§ **DATA TO EXAMINE**
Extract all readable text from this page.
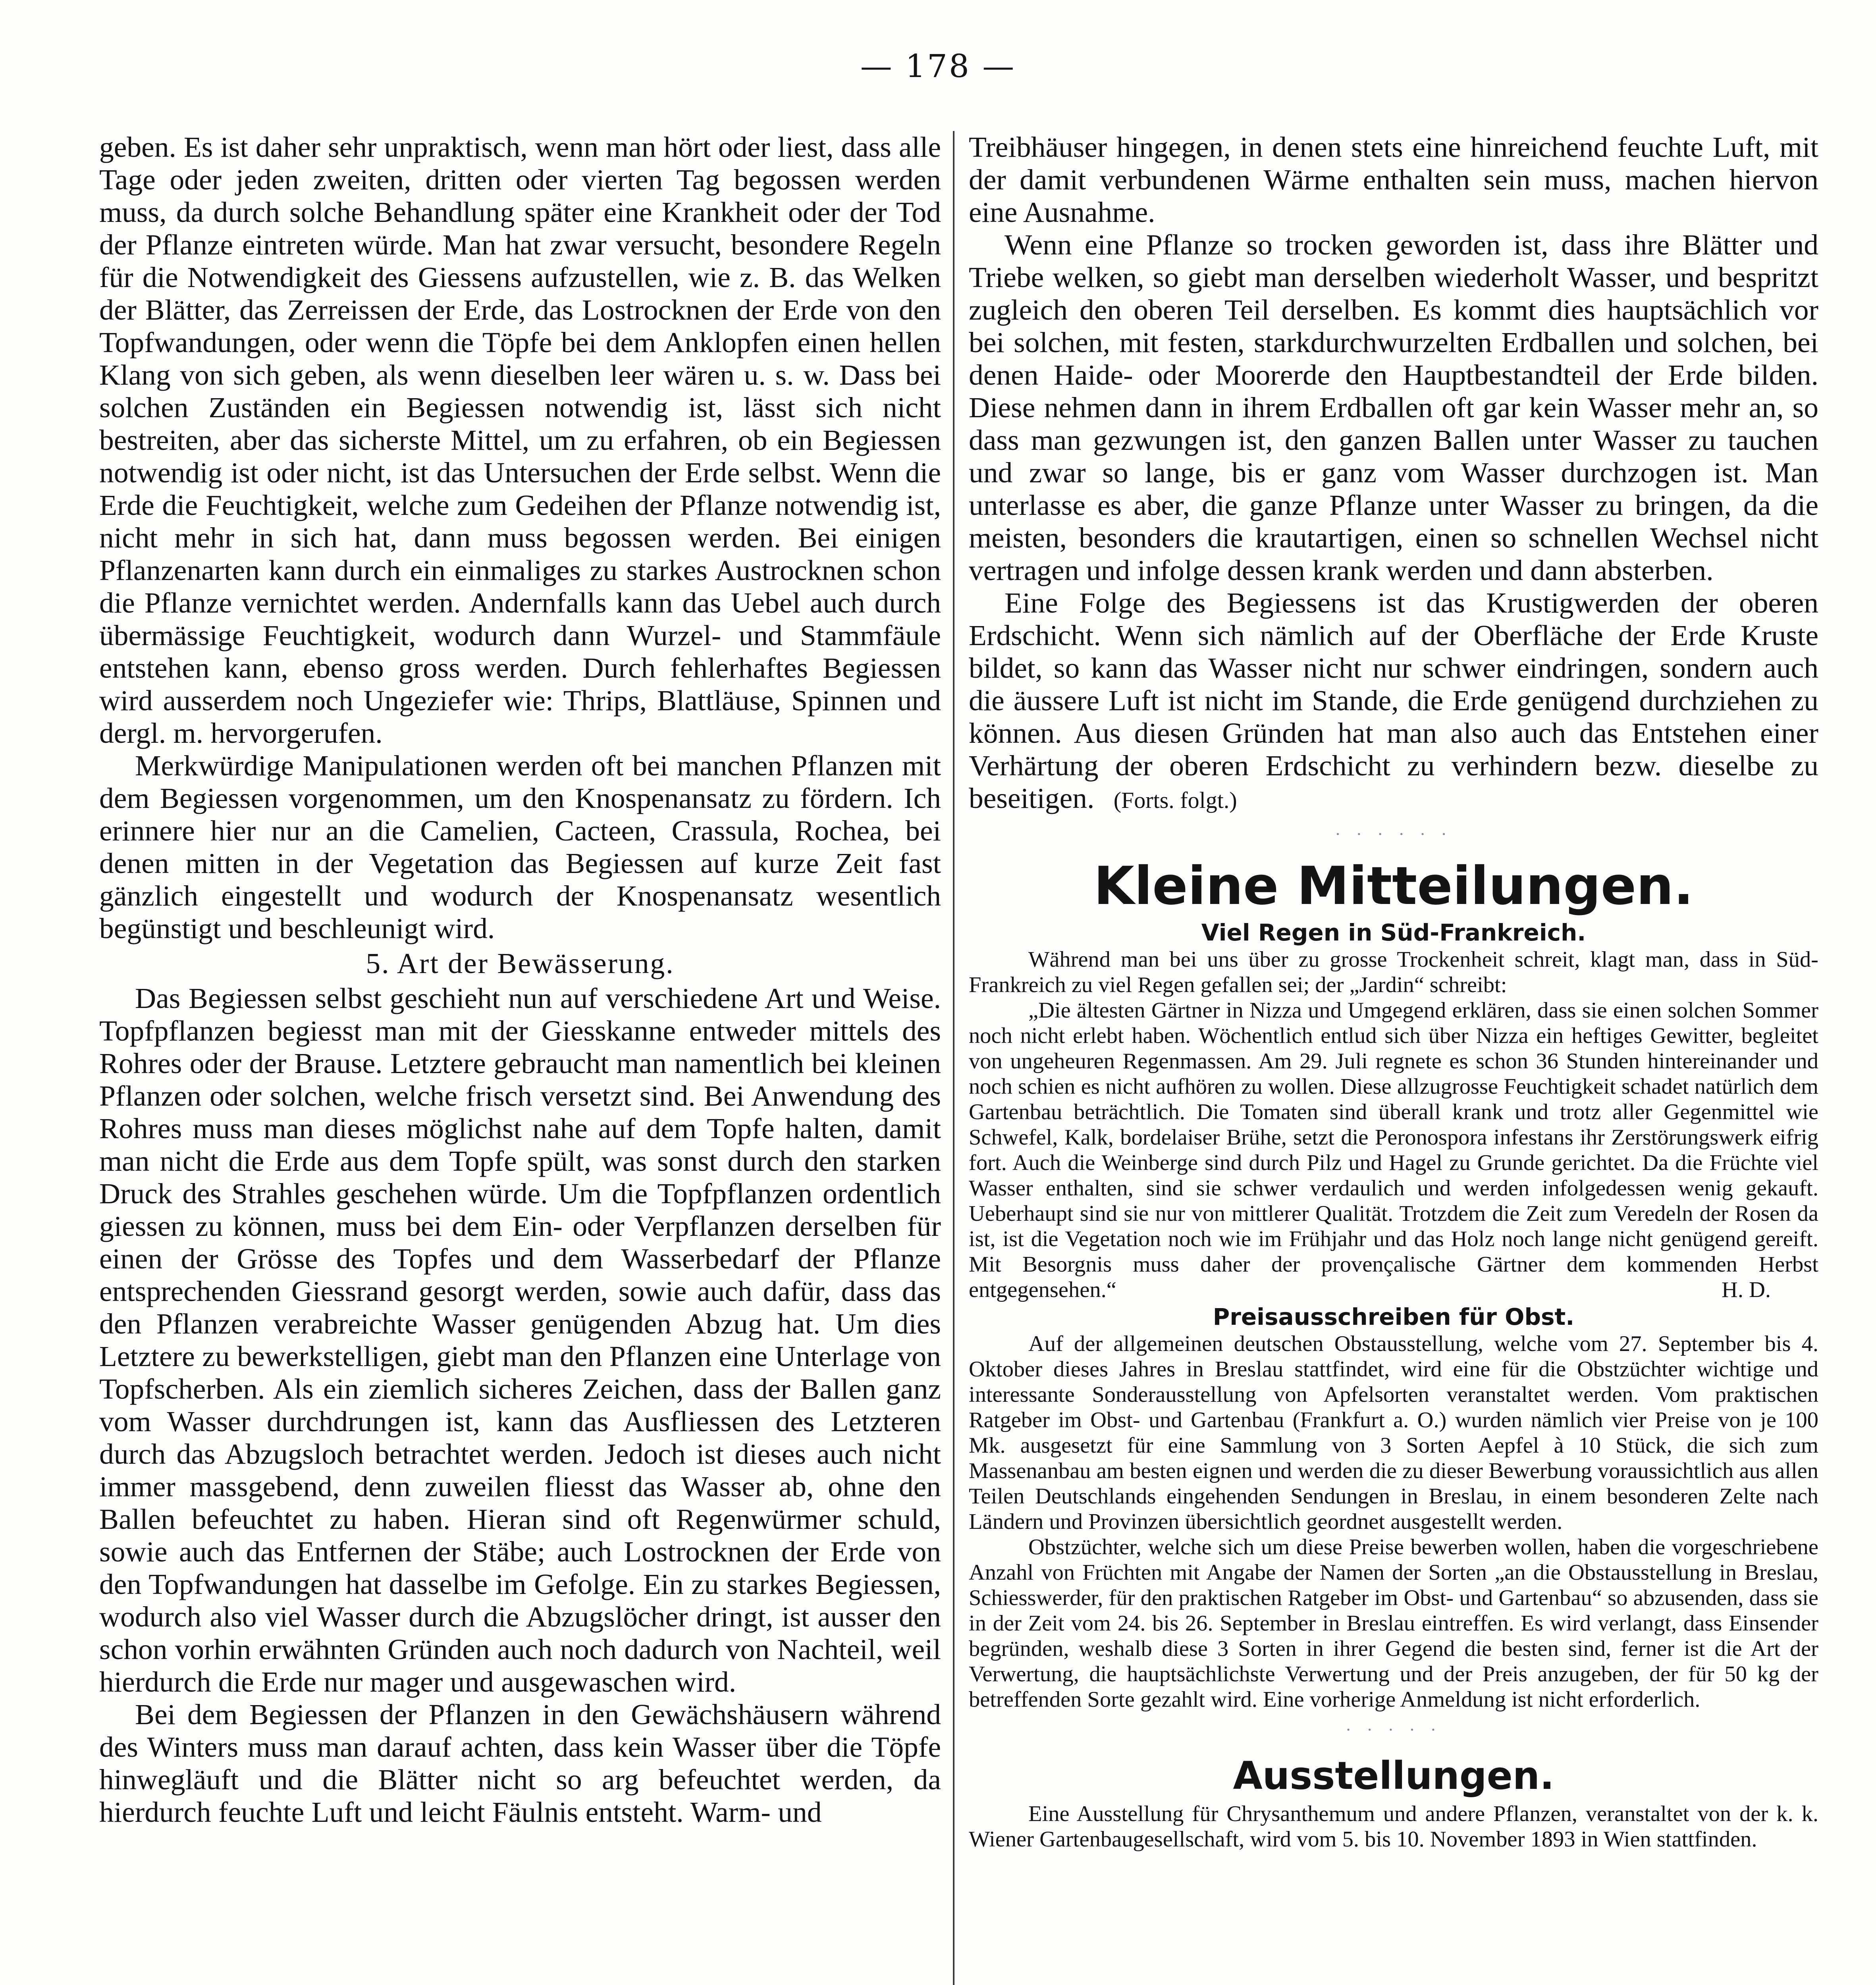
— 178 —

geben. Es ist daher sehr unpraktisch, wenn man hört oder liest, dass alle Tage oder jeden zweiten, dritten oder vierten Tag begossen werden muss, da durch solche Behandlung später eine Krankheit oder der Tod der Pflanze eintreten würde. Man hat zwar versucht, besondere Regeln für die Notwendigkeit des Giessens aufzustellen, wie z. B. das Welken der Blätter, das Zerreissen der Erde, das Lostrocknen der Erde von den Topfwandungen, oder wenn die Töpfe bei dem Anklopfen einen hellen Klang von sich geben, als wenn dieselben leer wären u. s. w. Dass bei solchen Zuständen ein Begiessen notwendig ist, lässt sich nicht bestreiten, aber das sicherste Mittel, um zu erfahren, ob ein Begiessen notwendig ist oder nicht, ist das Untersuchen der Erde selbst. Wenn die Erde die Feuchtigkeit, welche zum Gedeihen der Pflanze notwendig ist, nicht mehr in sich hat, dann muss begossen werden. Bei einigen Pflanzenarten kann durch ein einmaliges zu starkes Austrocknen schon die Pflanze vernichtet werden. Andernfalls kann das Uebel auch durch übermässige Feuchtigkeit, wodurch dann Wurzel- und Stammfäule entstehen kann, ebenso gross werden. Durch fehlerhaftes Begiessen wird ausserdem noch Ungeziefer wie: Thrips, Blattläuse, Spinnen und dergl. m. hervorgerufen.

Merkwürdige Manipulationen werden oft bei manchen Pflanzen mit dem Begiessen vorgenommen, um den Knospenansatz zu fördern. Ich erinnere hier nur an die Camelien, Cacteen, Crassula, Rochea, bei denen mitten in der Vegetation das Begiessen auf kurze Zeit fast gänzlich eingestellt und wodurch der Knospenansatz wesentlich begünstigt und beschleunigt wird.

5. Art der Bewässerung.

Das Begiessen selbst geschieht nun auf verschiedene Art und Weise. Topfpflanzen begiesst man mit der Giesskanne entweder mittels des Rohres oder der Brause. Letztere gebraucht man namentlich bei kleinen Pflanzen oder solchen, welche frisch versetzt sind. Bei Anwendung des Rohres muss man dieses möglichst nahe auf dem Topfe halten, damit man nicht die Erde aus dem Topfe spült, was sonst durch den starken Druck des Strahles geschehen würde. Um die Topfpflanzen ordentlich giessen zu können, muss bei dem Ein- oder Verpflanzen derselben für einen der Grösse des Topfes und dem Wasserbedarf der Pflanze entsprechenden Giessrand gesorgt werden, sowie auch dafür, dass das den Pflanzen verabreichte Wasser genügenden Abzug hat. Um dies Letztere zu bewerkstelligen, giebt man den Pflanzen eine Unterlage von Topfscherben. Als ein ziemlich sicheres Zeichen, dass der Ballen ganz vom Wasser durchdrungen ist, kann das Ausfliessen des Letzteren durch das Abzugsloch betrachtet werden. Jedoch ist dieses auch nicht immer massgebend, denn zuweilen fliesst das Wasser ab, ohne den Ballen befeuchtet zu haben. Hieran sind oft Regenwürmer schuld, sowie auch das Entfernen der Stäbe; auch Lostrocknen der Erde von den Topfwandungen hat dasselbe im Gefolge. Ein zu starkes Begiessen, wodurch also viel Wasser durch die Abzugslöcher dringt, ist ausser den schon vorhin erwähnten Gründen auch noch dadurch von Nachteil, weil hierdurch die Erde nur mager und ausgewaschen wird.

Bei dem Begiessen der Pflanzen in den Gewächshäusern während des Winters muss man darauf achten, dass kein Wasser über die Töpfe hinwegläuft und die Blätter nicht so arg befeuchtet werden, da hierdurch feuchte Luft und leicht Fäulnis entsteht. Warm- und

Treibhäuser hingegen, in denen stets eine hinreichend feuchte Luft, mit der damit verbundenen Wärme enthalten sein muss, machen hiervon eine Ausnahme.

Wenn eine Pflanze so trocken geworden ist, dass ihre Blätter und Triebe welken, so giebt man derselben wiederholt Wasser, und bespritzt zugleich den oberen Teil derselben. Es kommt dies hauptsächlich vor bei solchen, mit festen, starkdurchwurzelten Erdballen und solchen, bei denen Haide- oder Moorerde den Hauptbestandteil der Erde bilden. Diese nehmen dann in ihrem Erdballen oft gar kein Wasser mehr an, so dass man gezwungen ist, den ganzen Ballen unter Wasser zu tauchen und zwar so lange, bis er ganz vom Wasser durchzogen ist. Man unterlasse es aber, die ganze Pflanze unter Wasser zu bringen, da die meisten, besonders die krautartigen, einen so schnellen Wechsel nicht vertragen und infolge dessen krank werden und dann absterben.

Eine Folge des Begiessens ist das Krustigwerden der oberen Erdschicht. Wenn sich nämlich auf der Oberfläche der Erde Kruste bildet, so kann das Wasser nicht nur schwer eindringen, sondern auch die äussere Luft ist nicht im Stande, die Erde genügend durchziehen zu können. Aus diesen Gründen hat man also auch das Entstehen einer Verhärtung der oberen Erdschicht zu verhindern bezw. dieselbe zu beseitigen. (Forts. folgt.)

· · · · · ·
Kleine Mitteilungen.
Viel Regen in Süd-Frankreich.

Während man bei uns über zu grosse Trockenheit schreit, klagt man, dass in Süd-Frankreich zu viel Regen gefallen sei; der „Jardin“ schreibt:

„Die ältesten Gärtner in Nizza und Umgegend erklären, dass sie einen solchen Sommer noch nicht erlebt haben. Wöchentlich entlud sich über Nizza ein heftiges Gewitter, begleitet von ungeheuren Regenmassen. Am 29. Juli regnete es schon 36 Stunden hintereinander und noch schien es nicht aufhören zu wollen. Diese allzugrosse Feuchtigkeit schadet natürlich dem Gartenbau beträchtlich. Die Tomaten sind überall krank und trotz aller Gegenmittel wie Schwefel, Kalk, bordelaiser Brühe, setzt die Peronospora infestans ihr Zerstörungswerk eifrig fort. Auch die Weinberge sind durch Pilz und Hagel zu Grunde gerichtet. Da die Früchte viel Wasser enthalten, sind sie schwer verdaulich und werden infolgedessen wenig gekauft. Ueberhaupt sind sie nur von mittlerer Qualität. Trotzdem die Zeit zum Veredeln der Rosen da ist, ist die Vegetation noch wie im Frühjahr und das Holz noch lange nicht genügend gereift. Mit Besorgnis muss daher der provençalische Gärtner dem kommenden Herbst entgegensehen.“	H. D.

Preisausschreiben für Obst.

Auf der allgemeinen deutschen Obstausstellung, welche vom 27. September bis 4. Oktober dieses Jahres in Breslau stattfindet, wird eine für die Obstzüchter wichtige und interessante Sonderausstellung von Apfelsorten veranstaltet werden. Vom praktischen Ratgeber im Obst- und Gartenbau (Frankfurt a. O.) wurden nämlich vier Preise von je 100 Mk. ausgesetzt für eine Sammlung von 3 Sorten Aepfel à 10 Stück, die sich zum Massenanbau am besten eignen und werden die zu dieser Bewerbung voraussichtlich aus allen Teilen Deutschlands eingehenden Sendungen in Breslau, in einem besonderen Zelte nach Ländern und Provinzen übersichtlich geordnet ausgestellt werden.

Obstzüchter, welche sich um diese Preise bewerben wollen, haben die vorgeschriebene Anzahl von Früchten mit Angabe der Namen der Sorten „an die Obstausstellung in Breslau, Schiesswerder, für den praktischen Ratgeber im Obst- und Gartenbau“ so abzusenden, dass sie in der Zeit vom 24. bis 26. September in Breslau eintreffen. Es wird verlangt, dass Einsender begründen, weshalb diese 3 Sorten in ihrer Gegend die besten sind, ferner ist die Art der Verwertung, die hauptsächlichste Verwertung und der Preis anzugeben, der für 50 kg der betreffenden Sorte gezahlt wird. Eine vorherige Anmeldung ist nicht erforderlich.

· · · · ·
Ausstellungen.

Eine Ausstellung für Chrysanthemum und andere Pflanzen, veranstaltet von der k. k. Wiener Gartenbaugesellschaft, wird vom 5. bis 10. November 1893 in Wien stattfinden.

§ **AIM OF THE TASK**
Copy each line from the records above that includes the string "Frankreich".

§ **EXERCISE ANSWER**
Viel Regen in Süd-Frankreich.
Während man bei uns über zu grosse Trockenheit schreit, klagt man, dass in Süd-Frankreich zu viel Regen gefallen sei; der „Jardin“ schreibt:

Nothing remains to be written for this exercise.